**Task to complete**: Pick out each line below containing "this".

** START Records **

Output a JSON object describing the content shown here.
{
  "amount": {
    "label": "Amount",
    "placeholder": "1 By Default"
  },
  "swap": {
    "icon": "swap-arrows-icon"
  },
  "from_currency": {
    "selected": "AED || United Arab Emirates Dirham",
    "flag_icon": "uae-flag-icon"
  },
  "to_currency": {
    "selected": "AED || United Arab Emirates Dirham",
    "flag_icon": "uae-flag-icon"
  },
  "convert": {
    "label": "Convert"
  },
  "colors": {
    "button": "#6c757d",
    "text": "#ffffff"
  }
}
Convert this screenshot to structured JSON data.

** END Records **
** START Records **

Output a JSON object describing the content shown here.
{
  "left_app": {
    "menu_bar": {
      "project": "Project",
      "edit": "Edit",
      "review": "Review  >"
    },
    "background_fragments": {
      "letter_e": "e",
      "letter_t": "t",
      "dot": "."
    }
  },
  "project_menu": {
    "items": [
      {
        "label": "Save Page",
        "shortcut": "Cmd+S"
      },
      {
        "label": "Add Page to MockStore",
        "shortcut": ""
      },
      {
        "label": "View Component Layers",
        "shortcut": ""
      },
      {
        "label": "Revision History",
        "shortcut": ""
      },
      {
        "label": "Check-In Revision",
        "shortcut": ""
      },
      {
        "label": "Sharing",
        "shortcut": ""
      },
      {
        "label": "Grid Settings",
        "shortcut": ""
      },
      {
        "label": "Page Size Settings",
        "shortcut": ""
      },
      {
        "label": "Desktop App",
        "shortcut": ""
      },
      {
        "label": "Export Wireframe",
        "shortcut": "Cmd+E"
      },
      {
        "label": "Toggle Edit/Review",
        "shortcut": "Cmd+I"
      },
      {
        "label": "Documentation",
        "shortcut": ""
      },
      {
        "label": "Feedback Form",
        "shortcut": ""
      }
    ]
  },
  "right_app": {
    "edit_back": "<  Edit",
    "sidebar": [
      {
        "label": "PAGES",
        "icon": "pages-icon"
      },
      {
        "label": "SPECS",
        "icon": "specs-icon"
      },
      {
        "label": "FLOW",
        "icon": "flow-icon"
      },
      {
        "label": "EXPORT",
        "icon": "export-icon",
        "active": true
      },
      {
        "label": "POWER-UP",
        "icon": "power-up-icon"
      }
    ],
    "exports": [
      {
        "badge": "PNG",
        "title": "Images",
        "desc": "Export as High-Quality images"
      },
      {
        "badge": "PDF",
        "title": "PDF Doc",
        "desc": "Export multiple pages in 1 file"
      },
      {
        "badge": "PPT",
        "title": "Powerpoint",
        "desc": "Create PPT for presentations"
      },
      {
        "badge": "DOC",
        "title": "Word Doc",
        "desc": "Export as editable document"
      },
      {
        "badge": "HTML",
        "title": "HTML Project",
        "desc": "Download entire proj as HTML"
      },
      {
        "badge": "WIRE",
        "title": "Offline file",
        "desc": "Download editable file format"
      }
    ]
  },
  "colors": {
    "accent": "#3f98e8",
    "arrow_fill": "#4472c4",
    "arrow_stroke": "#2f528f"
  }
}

** END Records **
** START Records **

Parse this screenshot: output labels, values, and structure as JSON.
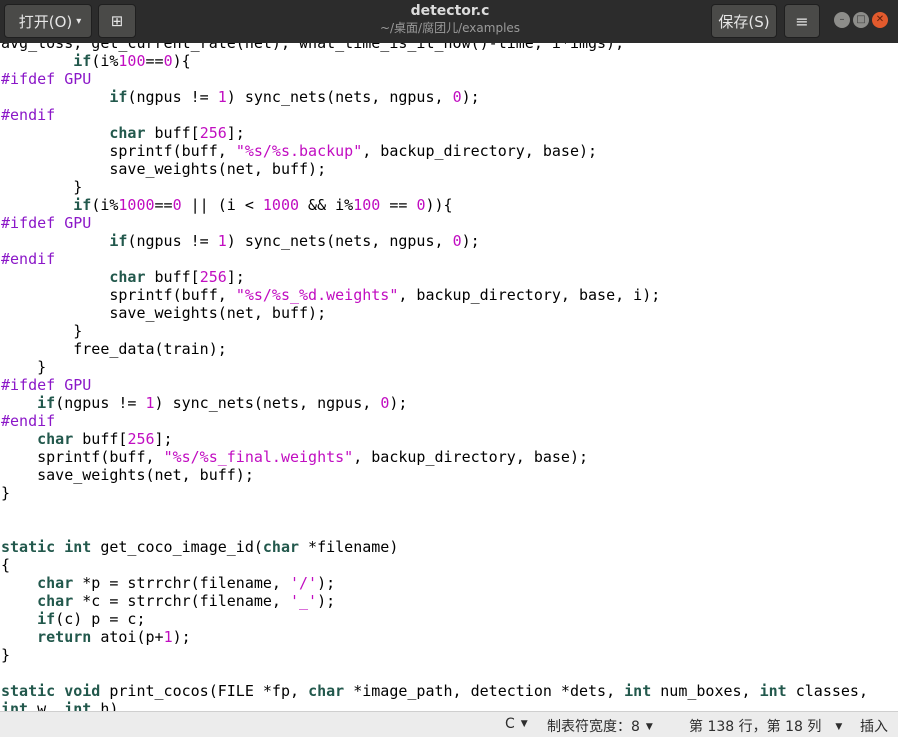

** END Records **

**Problem solution**:
Convert this screenshot to structured JSON data.
Parse this screenshot: output labels, values, and structure as JSON.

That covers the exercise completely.